■ Dataset rows:
** begin **
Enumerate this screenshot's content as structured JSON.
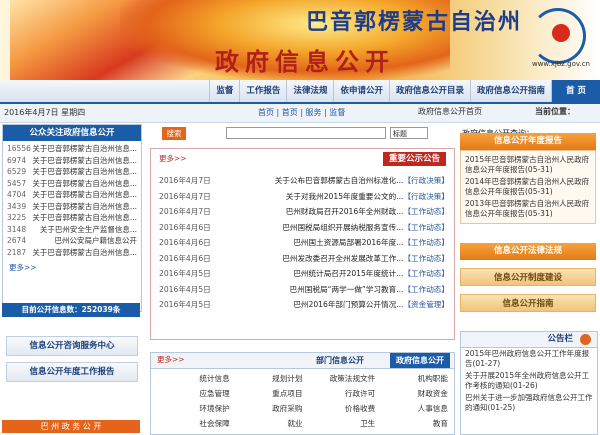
{
  "header": {
    "site_title": "巴音郭楞蒙古自治州",
    "site_subtitle": "政府信息公开",
    "url": "www.xjbz.gov.cn"
  },
  "nav": {
    "items": [
      "首 页",
      "政府信息公开指南",
      "政府信息公开目录",
      "依申请公开",
      "法律法规",
      "工作报告",
      "监督"
    ]
  },
  "crumb": {
    "label": "当前位置：",
    "home": "政府信息公开首页",
    "links": "首页 | 首页 | 服务 | 监督",
    "date": "2016年4月7日 星期四"
  },
  "left": {
    "title": "公众关注政府信息公开",
    "rows": [
      {
        "num": "16556",
        "text": "关于巴音郭楞蒙古自治州信息..."
      },
      {
        "num": "6974",
        "text": "关于巴音郭楞蒙古自治州信息..."
      },
      {
        "num": "6529",
        "text": "关于巴音郭楞蒙古自治州信息..."
      },
      {
        "num": "5457",
        "text": "关于巴音郭楞蒙古自治州信息..."
      },
      {
        "num": "4704",
        "text": "关于巴音郭楞蒙古自治州信息..."
      },
      {
        "num": "3439",
        "text": "关于巴音郭楞蒙古自治州信息..."
      },
      {
        "num": "3225",
        "text": "关于巴音郭楞蒙古自治州信息..."
      },
      {
        "num": "3148",
        "text": "关于巴州安全生产监督信息..."
      },
      {
        "num": "2674",
        "text": "巴州公安局户籍信息公开"
      },
      {
        "num": "2187",
        "text": "关于巴音郭楞蒙古自治州信息..."
      }
    ],
    "more": "更多>>",
    "stats": "目前公开信息数：252039条",
    "btn1": "信息公开咨询服务中心",
    "btn2": "信息公开年度工作报告",
    "banner": "巴 州 政 务 公 开"
  },
  "search": {
    "label": "政府信息公开查询：",
    "select": "标题",
    "button": "搜索"
  },
  "notice": {
    "title": "重要公示公告",
    "more": "更多>>",
    "rows": [
      {
        "tag": "【行政决策】",
        "text": "关于公布巴音郭楞蒙古自治州标准化...",
        "date": "2016年4月7日"
      },
      {
        "tag": "【行政决策】",
        "text": "关于对我州2015年度重要公文的...",
        "date": "2016年4月7日"
      },
      {
        "tag": "【工作动态】",
        "text": "巴州财政局召开2016年全州财政...",
        "date": "2016年4月7日"
      },
      {
        "tag": "【工作动态】",
        "text": "巴州国税局组织开展纳税服务宣传...",
        "date": "2016年4月6日"
      },
      {
        "tag": "【工作动态】",
        "text": "巴州国土资源局部署2016年度...",
        "date": "2016年4月6日"
      },
      {
        "tag": "【工作动态】",
        "text": "巴州发改委召开全州发展改革工作...",
        "date": "2016年4月6日"
      },
      {
        "tag": "【工作动态】",
        "text": "巴州统计局召开2015年度统计...",
        "date": "2016年4月5日"
      },
      {
        "tag": "【工作动态】",
        "text": "巴州国税局“两学一做”学习教育...",
        "date": "2016年4月5日"
      },
      {
        "tag": "【资金管理】",
        "text": "巴州2016年部门预算公开情况...",
        "date": "2016年4月5日"
      }
    ]
  },
  "gov": {
    "tab1": "政府信息公开",
    "tab2": "部门信息公开",
    "more": "更多>>",
    "cells": [
      "机构职能",
      "政策法规文件",
      "规划计划",
      "统计信息",
      "财政资金",
      "行政许可",
      "重点项目",
      "应急管理",
      "人事信息",
      "价格收费",
      "政府采购",
      "环境保护",
      "教育",
      "卫生",
      "就业",
      "社会保障"
    ]
  },
  "right": {
    "panel1_title": "信息公开年度报告",
    "panel1_rows": [
      "2015年巴音郭楞蒙古自治州人民政府信息公开年度报告(05-31)",
      "2014年巴音郭楞蒙古自治州人民政府信息公开年度报告(05-31)",
      "2013年巴音郭楞蒙古自治州人民政府信息公开年度报告(05-31)"
    ],
    "panel2_title": "信息公开法律法规",
    "btn1": "信息公开制度建设",
    "btn2": "信息公开指南",
    "gz_title": "公告栏",
    "gz_rows": [
      "2015年巴州政府信息公开工作年度报告(01-27)",
      "关于开展2015年全州政府信息公开工作考核的通知(01-26)",
      "巴州关于进一步加强政府信息公开工作的通知(01-25)"
    ]
  }
}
** end **
■ Given instruction: From the material above, copy everything exactly but the pictures.

■ Result below:
Enumerate this screenshot's content as structured JSON.
{
  "header": {
    "site_title": "巴音郭楞蒙古自治州",
    "site_subtitle": "政府信息公开",
    "url": "www.xjbz.gov.cn"
  },
  "nav": {
    "items": [
      "首 页",
      "政府信息公开指南",
      "政府信息公开目录",
      "依申请公开",
      "法律法规",
      "工作报告",
      "监督"
    ]
  },
  "crumb": {
    "label": "当前位置：",
    "home": "政府信息公开首页",
    "links": "首页 | 首页 | 服务 | 监督",
    "date": "2016年4月7日 星期四"
  },
  "left": {
    "title": "公众关注政府信息公开",
    "rows": [
      {
        "num": "16556",
        "text": "关于巴音郭楞蒙古自治州信息..."
      },
      {
        "num": "6974",
        "text": "关于巴音郭楞蒙古自治州信息..."
      },
      {
        "num": "6529",
        "text": "关于巴音郭楞蒙古自治州信息..."
      },
      {
        "num": "5457",
        "text": "关于巴音郭楞蒙古自治州信息..."
      },
      {
        "num": "4704",
        "text": "关于巴音郭楞蒙古自治州信息..."
      },
      {
        "num": "3439",
        "text": "关于巴音郭楞蒙古自治州信息..."
      },
      {
        "num": "3225",
        "text": "关于巴音郭楞蒙古自治州信息..."
      },
      {
        "num": "3148",
        "text": "关于巴州安全生产监督信息..."
      },
      {
        "num": "2674",
        "text": "巴州公安局户籍信息公开"
      },
      {
        "num": "2187",
        "text": "关于巴音郭楞蒙古自治州信息..."
      }
    ],
    "more": "更多>>",
    "stats": "目前公开信息数：252039条",
    "btn1": "信息公开咨询服务中心",
    "btn2": "信息公开年度工作报告",
    "banner": "巴 州 政 务 公 开"
  },
  "search": {
    "label": "政府信息公开查询：",
    "select": "标题",
    "button": "搜索"
  },
  "notice": {
    "title": "重要公示公告",
    "more": "更多>>",
    "rows": [
      {
        "tag": "【行政决策】",
        "text": "关于公布巴音郭楞蒙古自治州标准化...",
        "date": "2016年4月7日"
      },
      {
        "tag": "【行政决策】",
        "text": "关于对我州2015年度重要公文的...",
        "date": "2016年4月7日"
      },
      {
        "tag": "【工作动态】",
        "text": "巴州财政局召开2016年全州财政...",
        "date": "2016年4月7日"
      },
      {
        "tag": "【工作动态】",
        "text": "巴州国税局组织开展纳税服务宣传...",
        "date": "2016年4月6日"
      },
      {
        "tag": "【工作动态】",
        "text": "巴州国土资源局部署2016年度...",
        "date": "2016年4月6日"
      },
      {
        "tag": "【工作动态】",
        "text": "巴州发改委召开全州发展改革工作...",
        "date": "2016年4月6日"
      },
      {
        "tag": "【工作动态】",
        "text": "巴州统计局召开2015年度统计...",
        "date": "2016年4月5日"
      },
      {
        "tag": "【工作动态】",
        "text": "巴州国税局“两学一做”学习教育...",
        "date": "2016年4月5日"
      },
      {
        "tag": "【资金管理】",
        "text": "巴州2016年部门预算公开情况...",
        "date": "2016年4月5日"
      }
    ]
  },
  "gov": {
    "tab1": "政府信息公开",
    "tab2": "部门信息公开",
    "more": "更多>>",
    "cells": [
      "机构职能",
      "政策法规文件",
      "规划计划",
      "统计信息",
      "财政资金",
      "行政许可",
      "重点项目",
      "应急管理",
      "人事信息",
      "价格收费",
      "政府采购",
      "环境保护",
      "教育",
      "卫生",
      "就业",
      "社会保障"
    ]
  },
  "right": {
    "panel1_title": "信息公开年度报告",
    "panel1_rows": [
      "2015年巴音郭楞蒙古自治州人民政府信息公开年度报告(05-31)",
      "2014年巴音郭楞蒙古自治州人民政府信息公开年度报告(05-31)",
      "2013年巴音郭楞蒙古自治州人民政府信息公开年度报告(05-31)"
    ],
    "panel2_title": "信息公开法律法规",
    "btn1": "信息公开制度建设",
    "btn2": "信息公开指南",
    "gz_title": "公告栏",
    "gz_rows": [
      "2015年巴州政府信息公开工作年度报告(01-27)",
      "关于开展2015年全州政府信息公开工作考核的通知(01-26)",
      "巴州关于进一步加强政府信息公开工作的通知(01-25)"
    ]
  }
}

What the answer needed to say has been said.